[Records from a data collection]
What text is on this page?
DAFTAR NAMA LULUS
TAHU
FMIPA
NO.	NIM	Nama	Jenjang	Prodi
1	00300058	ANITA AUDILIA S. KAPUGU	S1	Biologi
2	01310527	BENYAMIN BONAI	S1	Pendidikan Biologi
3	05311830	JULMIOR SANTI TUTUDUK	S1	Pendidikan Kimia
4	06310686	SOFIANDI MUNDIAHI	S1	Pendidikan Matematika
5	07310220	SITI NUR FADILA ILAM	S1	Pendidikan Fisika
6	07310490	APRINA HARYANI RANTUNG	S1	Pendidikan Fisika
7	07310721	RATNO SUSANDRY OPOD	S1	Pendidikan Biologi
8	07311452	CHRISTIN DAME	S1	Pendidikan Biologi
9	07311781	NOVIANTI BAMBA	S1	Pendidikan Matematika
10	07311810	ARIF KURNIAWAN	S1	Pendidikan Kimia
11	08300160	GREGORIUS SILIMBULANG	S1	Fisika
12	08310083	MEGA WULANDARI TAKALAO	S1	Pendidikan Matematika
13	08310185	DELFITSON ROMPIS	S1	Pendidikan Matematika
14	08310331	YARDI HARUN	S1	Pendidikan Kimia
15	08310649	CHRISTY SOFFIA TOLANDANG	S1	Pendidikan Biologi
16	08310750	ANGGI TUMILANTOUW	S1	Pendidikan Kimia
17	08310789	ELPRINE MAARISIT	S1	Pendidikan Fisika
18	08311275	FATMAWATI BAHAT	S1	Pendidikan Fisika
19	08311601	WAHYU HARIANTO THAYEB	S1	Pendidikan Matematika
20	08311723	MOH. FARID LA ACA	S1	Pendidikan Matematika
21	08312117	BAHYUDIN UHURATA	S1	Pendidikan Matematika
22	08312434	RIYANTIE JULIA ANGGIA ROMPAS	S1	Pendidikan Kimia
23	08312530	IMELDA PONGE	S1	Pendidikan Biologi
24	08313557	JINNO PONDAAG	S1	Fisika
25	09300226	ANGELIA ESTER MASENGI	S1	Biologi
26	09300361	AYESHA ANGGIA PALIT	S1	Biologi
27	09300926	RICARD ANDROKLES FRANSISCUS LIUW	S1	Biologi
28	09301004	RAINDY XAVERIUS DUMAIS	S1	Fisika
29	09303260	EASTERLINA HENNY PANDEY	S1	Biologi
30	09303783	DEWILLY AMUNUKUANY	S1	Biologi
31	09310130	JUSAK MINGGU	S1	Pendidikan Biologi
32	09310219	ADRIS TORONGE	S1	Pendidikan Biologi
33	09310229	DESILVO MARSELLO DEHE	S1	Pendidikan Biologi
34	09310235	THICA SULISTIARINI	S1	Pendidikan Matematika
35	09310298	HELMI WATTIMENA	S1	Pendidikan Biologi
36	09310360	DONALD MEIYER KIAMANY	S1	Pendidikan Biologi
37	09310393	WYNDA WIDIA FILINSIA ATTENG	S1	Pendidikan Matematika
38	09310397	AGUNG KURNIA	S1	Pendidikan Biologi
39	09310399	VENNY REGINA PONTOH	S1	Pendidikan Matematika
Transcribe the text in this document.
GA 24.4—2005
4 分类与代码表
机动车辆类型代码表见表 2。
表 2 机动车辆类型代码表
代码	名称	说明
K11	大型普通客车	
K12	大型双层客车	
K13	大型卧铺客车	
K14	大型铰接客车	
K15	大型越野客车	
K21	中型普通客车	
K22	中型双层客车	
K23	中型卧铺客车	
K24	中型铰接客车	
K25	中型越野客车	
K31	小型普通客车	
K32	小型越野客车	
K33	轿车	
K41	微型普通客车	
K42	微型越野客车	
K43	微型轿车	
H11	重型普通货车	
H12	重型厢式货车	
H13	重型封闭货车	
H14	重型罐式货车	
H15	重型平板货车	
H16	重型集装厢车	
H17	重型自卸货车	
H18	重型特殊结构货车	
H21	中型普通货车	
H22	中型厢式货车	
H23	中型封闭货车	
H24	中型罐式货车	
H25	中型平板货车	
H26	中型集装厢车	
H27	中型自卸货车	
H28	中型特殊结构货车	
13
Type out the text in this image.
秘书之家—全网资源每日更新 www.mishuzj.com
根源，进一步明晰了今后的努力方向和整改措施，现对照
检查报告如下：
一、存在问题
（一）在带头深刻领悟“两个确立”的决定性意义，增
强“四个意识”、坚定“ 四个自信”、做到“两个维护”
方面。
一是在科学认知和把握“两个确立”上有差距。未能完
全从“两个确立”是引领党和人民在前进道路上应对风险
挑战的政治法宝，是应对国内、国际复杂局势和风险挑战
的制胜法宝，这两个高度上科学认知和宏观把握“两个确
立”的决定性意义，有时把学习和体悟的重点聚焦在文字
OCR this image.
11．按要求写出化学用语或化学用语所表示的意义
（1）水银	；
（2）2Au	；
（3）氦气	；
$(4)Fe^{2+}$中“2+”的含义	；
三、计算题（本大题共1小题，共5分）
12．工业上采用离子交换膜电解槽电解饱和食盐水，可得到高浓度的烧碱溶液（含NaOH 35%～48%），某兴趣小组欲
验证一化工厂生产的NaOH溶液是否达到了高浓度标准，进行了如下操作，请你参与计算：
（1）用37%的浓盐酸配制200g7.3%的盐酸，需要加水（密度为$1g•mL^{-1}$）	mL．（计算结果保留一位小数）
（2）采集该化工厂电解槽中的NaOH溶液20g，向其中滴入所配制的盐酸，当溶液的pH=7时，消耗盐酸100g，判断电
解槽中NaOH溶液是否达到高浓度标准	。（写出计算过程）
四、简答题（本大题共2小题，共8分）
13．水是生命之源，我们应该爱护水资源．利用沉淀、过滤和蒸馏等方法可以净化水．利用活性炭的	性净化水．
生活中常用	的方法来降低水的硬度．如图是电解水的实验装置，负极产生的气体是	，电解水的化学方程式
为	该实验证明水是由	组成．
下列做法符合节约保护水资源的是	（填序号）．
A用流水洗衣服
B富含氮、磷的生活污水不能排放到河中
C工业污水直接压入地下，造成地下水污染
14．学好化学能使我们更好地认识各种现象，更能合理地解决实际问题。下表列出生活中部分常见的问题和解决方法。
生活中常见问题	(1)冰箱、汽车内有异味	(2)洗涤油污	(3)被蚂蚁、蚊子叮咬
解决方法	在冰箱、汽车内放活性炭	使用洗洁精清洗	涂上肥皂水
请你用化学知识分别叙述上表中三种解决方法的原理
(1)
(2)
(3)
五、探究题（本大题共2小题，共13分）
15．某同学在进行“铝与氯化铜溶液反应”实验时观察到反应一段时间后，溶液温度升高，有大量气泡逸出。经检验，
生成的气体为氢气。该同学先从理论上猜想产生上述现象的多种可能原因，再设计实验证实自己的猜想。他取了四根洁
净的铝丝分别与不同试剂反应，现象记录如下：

* **INSTRUCTION**
Return the entries above exactly, each one complete.

* **ANSWER TO THIS TASK**
What text is on this page?
DAFTAR NAMA LULUS
TAHU
FMIPA
NO.	NIM	Nama	Jenjang	Prodi
1	00300058	ANITA AUDILIA S. KAPUGU	S1	Biologi
2	01310527	BENYAMIN BONAI	S1	Pendidikan Biologi
3	05311830	JULMIOR SANTI TUTUDUK	S1	Pendidikan Kimia
4	06310686	SOFIANDI MUNDIAHI	S1	Pendidikan Matematika
5	07310220	SITI NUR FADILA ILAM	S1	Pendidikan Fisika
6	07310490	APRINA HARYANI RANTUNG	S1	Pendidikan Fisika
7	07310721	RATNO SUSANDRY OPOD	S1	Pendidikan Biologi
8	07311452	CHRISTIN DAME	S1	Pendidikan Biologi
9	07311781	NOVIANTI BAMBA	S1	Pendidikan Matematika
10	07311810	ARIF KURNIAWAN	S1	Pendidikan Kimia
11	08300160	GREGORIUS SILIMBULANG	S1	Fisika
12	08310083	MEGA WULANDARI TAKALAO	S1	Pendidikan Matematika
13	08310185	DELFITSON ROMPIS	S1	Pendidikan Matematika
14	08310331	YARDI HARUN	S1	Pendidikan Kimia
15	08310649	CHRISTY SOFFIA TOLANDANG	S1	Pendidikan Biologi
16	08310750	ANGGI TUMILANTOUW	S1	Pendidikan Kimia
17	08310789	ELPRINE MAARISIT	S1	Pendidikan Fisika
18	08311275	FATMAWATI BAHAT	S1	Pendidikan Fisika
19	08311601	WAHYU HARIANTO THAYEB	S1	Pendidikan Matematika
20	08311723	MOH. FARID LA ACA	S1	Pendidikan Matematika
21	08312117	BAHYUDIN UHURATA	S1	Pendidikan Matematika
22	08312434	RIYANTIE JULIA ANGGIA ROMPAS	S1	Pendidikan Kimia
23	08312530	IMELDA PONGE	S1	Pendidikan Biologi
24	08313557	JINNO PONDAAG	S1	Fisika
25	09300226	ANGELIA ESTER MASENGI	S1	Biologi
26	09300361	AYESHA ANGGIA PALIT	S1	Biologi
27	09300926	RICARD ANDROKLES FRANSISCUS LIUW	S1	Biologi
28	09301004	RAINDY XAVERIUS DUMAIS	S1	Fisika
29	09303260	EASTERLINA HENNY PANDEY	S1	Biologi
30	09303783	DEWILLY AMUNUKUANY	S1	Biologi
31	09310130	JUSAK MINGGU	S1	Pendidikan Biologi
32	09310219	ADRIS TORONGE	S1	Pendidikan Biologi
33	09310229	DESILVO MARSELLO DEHE	S1	Pendidikan Biologi
34	09310235	THICA SULISTIARINI	S1	Pendidikan Matematika
35	09310298	HELMI WATTIMENA	S1	Pendidikan Biologi
36	09310360	DONALD MEIYER KIAMANY	S1	Pendidikan Biologi
37	09310393	WYNDA WIDIA FILINSIA ATTENG	S1	Pendidikan Matematika
38	09310397	AGUNG KURNIA	S1	Pendidikan Biologi
39	09310399	VENNY REGINA PONTOH	S1	Pendidikan Matematika
Transcribe the text in this document.
GA 24.4—2005
4 分类与代码表
机动车辆类型代码表见表 2。
表 2 机动车辆类型代码表
代码	名称	说明
K11	大型普通客车	
K12	大型双层客车	
K13	大型卧铺客车	
K14	大型铰接客车	
K15	大型越野客车	
K21	中型普通客车	
K22	中型双层客车	
K23	中型卧铺客车	
K24	中型铰接客车	
K25	中型越野客车	
K31	小型普通客车	
K32	小型越野客车	
K33	轿车	
K41	微型普通客车	
K42	微型越野客车	
K43	微型轿车	
H11	重型普通货车	
H12	重型厢式货车	
H13	重型封闭货车	
H14	重型罐式货车	
H15	重型平板货车	
H16	重型集装厢车	
H17	重型自卸货车	
H18	重型特殊结构货车	
H21	中型普通货车	
H22	中型厢式货车	
H23	中型封闭货车	
H24	中型罐式货车	
H25	中型平板货车	
H26	中型集装厢车	
H27	中型自卸货车	
H28	中型特殊结构货车	
13
Type out the text in this image.
秘书之家—全网资源每日更新 www.mishuzj.com
根源，进一步明晰了今后的努力方向和整改措施，现对照
检查报告如下：
一、存在问题
（一）在带头深刻领悟“两个确立”的决定性意义，增
强“四个意识”、坚定“ 四个自信”、做到“两个维护”
方面。
一是在科学认知和把握“两个确立”上有差距。未能完
全从“两个确立”是引领党和人民在前进道路上应对风险
挑战的政治法宝，是应对国内、国际复杂局势和风险挑战
的制胜法宝，这两个高度上科学认知和宏观把握“两个确
立”的决定性意义，有时把学习和体悟的重点聚焦在文字
OCR this image.
11．按要求写出化学用语或化学用语所表示的意义
（1）水银	；
（2）2Au	；
（3）氦气	；
$(4)Fe^{2+}$中“2+”的含义	；
三、计算题（本大题共1小题，共5分）
12．工业上采用离子交换膜电解槽电解饱和食盐水，可得到高浓度的烧碱溶液（含NaOH 35%～48%），某兴趣小组欲
验证一化工厂生产的NaOH溶液是否达到了高浓度标准，进行了如下操作，请你参与计算：
（1）用37%的浓盐酸配制200g7.3%的盐酸，需要加水（密度为$1g•mL^{-1}$）	mL．（计算结果保留一位小数）
（2）采集该化工厂电解槽中的NaOH溶液20g，向其中滴入所配制的盐酸，当溶液的pH=7时，消耗盐酸100g，判断电
解槽中NaOH溶液是否达到高浓度标准	。（写出计算过程）
四、简答题（本大题共2小题，共8分）
13．水是生命之源，我们应该爱护水资源．利用沉淀、过滤和蒸馏等方法可以净化水．利用活性炭的	性净化水．
生活中常用	的方法来降低水的硬度．如图是电解水的实验装置，负极产生的气体是	，电解水的化学方程式
为	该实验证明水是由	组成．
下列做法符合节约保护水资源的是	（填序号）．
A用流水洗衣服
B富含氮、磷的生活污水不能排放到河中
C工业污水直接压入地下，造成地下水污染
14．学好化学能使我们更好地认识各种现象，更能合理地解决实际问题。下表列出生活中部分常见的问题和解决方法。
生活中常见问题	(1)冰箱、汽车内有异味	(2)洗涤油污	(3)被蚂蚁、蚊子叮咬
解决方法	在冰箱、汽车内放活性炭	使用洗洁精清洗	涂上肥皂水
请你用化学知识分别叙述上表中三种解决方法的原理
(1)
(2)
(3)
五、探究题（本大题共2小题，共13分）
15．某同学在进行“铝与氯化铜溶液反应”实验时观察到反应一段时间后，溶液温度升高，有大量气泡逸出。经检验，
生成的气体为氢气。该同学先从理论上猜想产生上述现象的多种可能原因，再设计实验证实自己的猜想。他取了四根洁
净的铝丝分别与不同试剂反应，现象记录如下：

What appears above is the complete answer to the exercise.